-- Task goal --
Search each line below for "chain", then return the lines where it appears.

· · ·

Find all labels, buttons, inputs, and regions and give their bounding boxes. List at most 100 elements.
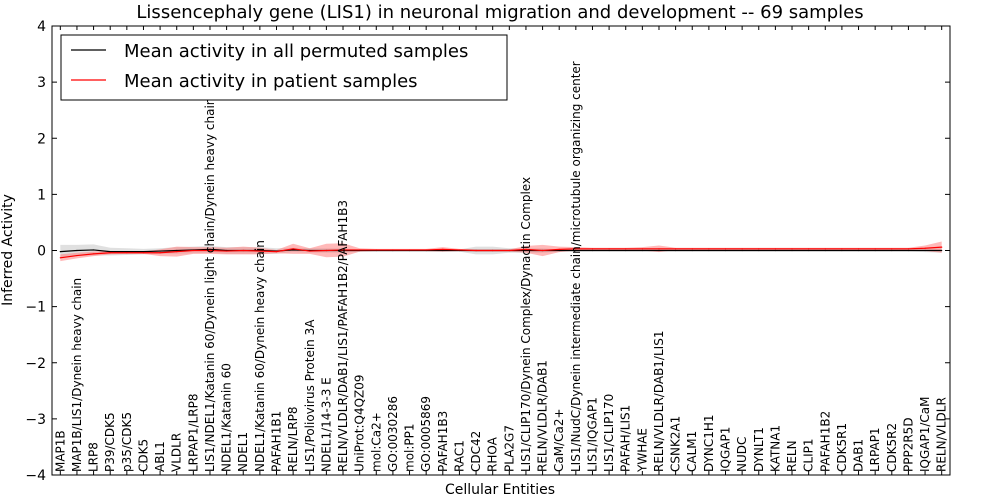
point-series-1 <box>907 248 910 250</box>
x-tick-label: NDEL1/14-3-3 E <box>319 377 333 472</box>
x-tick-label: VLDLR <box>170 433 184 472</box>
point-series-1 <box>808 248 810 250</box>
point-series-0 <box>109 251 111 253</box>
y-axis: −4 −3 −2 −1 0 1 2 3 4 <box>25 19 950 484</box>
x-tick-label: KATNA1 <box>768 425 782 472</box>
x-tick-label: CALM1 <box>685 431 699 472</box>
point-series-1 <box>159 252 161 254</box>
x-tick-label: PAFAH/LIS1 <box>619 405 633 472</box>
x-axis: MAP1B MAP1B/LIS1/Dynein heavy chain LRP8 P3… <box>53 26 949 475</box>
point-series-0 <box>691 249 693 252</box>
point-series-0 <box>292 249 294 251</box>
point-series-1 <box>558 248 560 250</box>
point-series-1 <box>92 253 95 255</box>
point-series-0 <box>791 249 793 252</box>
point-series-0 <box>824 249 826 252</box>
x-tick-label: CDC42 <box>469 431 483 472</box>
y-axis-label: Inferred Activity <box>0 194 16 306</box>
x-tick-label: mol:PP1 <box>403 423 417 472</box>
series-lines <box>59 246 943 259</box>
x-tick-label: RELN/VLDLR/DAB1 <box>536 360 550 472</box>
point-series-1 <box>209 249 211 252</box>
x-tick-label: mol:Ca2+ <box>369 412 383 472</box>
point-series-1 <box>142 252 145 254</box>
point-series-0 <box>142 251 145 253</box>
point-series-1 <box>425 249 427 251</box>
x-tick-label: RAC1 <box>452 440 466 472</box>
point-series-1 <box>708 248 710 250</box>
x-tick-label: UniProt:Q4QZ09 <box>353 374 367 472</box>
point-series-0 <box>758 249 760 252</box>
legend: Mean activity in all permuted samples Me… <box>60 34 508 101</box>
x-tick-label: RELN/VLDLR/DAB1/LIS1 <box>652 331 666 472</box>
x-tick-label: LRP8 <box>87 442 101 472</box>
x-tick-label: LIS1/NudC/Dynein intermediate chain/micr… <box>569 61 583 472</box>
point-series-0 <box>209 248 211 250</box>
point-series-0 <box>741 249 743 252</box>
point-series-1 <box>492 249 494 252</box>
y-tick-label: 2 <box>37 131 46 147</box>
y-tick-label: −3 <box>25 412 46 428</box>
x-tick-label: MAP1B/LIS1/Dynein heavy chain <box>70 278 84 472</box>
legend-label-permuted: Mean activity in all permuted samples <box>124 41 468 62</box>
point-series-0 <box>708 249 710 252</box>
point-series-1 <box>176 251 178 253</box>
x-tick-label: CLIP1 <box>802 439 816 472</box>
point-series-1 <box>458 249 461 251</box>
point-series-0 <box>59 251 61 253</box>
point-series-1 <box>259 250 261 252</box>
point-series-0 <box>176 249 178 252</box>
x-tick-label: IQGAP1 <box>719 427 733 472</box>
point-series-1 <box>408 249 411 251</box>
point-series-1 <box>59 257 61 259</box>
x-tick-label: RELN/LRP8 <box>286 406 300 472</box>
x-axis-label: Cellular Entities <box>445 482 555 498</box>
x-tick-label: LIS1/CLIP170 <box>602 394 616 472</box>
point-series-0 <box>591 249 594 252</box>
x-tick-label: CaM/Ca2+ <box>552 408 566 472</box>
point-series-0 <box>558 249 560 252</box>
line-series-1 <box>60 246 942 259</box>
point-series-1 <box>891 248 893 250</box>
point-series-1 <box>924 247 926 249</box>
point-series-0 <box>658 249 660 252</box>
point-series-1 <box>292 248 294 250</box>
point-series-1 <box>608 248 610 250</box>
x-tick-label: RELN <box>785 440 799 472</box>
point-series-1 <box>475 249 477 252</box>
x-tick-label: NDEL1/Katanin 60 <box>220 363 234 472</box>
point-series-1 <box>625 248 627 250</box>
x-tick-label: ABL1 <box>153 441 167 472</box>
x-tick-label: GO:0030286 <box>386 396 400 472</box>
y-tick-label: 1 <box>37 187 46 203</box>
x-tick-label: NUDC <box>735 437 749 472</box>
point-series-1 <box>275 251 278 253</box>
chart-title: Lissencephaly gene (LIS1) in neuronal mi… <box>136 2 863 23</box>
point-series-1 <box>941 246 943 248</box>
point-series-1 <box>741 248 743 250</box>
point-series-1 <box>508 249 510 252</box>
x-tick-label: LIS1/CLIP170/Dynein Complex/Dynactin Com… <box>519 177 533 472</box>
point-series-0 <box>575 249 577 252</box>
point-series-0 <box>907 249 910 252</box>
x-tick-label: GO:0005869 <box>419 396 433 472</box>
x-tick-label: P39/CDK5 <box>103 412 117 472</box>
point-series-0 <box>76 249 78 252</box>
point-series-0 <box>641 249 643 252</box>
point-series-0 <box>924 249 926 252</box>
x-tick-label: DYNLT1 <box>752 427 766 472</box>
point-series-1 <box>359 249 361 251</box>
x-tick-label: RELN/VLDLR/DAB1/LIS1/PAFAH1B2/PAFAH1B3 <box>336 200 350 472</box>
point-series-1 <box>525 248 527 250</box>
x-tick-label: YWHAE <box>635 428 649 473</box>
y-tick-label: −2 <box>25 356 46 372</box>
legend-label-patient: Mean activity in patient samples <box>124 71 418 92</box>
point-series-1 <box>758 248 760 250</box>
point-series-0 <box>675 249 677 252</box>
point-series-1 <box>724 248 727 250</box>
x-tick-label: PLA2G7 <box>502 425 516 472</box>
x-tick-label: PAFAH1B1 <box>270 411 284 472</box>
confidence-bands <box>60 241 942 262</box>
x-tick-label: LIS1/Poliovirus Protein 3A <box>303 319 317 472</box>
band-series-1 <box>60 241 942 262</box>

· · ·

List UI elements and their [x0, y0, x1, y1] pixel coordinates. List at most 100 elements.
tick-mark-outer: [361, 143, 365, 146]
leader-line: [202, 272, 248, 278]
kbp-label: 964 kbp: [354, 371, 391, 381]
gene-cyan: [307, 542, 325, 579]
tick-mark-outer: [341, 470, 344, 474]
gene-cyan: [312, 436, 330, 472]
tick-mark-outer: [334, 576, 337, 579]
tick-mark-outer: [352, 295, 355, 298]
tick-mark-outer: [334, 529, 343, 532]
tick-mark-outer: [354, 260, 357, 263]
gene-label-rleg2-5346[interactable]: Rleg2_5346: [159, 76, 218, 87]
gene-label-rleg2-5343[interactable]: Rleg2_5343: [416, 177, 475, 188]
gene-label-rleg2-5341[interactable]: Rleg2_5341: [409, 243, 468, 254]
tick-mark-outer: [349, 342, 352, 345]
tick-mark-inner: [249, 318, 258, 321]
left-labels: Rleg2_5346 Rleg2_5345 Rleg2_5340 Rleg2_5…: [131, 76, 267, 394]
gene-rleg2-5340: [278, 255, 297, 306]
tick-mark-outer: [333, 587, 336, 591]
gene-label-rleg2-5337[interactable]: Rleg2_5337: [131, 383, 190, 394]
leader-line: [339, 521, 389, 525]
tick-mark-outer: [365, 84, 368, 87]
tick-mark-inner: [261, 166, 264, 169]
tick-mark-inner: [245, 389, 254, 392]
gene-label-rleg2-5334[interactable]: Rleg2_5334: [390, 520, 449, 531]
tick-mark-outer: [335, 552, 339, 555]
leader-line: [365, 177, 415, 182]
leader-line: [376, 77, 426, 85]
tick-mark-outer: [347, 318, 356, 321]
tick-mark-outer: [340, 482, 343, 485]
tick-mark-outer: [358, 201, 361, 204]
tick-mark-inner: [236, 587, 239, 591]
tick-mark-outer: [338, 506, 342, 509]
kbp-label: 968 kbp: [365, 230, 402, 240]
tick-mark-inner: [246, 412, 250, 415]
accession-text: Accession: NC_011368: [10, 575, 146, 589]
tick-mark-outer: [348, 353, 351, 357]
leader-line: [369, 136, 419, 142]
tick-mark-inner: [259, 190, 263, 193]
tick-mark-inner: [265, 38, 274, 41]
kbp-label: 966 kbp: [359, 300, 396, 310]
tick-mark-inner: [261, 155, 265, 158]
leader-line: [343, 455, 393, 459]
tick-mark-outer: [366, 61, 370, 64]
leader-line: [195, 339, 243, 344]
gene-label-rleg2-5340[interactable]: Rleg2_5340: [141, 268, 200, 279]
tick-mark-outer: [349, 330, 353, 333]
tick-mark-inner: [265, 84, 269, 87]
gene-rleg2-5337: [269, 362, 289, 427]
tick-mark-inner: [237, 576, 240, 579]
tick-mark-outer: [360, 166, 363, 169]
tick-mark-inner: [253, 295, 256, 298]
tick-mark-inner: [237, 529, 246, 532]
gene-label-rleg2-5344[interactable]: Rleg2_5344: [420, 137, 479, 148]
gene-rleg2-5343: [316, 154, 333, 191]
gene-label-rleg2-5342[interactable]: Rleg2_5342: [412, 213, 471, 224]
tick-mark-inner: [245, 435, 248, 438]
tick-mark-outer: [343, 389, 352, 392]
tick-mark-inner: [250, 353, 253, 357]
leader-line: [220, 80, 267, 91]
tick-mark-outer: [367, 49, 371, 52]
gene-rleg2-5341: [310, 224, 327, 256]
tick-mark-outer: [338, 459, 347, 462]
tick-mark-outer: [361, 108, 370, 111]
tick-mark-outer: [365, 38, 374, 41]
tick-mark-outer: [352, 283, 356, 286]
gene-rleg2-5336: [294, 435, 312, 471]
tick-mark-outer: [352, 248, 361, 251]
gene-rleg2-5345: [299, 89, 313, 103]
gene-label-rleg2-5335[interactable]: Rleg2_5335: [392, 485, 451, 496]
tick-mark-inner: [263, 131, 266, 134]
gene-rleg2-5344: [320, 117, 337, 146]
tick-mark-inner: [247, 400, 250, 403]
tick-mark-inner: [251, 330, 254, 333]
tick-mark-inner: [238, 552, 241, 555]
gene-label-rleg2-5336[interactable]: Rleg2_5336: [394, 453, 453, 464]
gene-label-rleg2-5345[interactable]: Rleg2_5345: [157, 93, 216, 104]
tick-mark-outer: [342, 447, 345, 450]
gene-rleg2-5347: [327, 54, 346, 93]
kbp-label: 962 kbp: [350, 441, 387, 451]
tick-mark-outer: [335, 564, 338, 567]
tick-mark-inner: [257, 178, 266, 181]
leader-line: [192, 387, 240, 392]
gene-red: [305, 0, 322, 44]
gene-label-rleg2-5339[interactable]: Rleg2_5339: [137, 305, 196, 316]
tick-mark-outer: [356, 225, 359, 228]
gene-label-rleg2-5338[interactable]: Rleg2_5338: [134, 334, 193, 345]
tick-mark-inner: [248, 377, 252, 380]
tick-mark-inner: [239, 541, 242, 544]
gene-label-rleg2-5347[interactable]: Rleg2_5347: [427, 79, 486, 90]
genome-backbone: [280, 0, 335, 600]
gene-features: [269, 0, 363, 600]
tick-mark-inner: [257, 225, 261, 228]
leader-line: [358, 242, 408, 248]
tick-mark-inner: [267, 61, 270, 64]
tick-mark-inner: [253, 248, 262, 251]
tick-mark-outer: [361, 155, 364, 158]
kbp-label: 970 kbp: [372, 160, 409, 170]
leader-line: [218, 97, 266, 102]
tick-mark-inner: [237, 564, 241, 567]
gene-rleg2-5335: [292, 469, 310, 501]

· · ·

-- Response to the exercise --
x-axis: MAP1B MAP1B/LIS1/Dynein heavy chain LRP8 P3… <box>53 26 949 475</box>
x-tick-label: LIS1/NudC/Dynein intermediate chain/micr… <box>569 61 583 472</box>
x-tick-label: MAP1B/LIS1/Dynein heavy chain <box>70 278 84 472</box>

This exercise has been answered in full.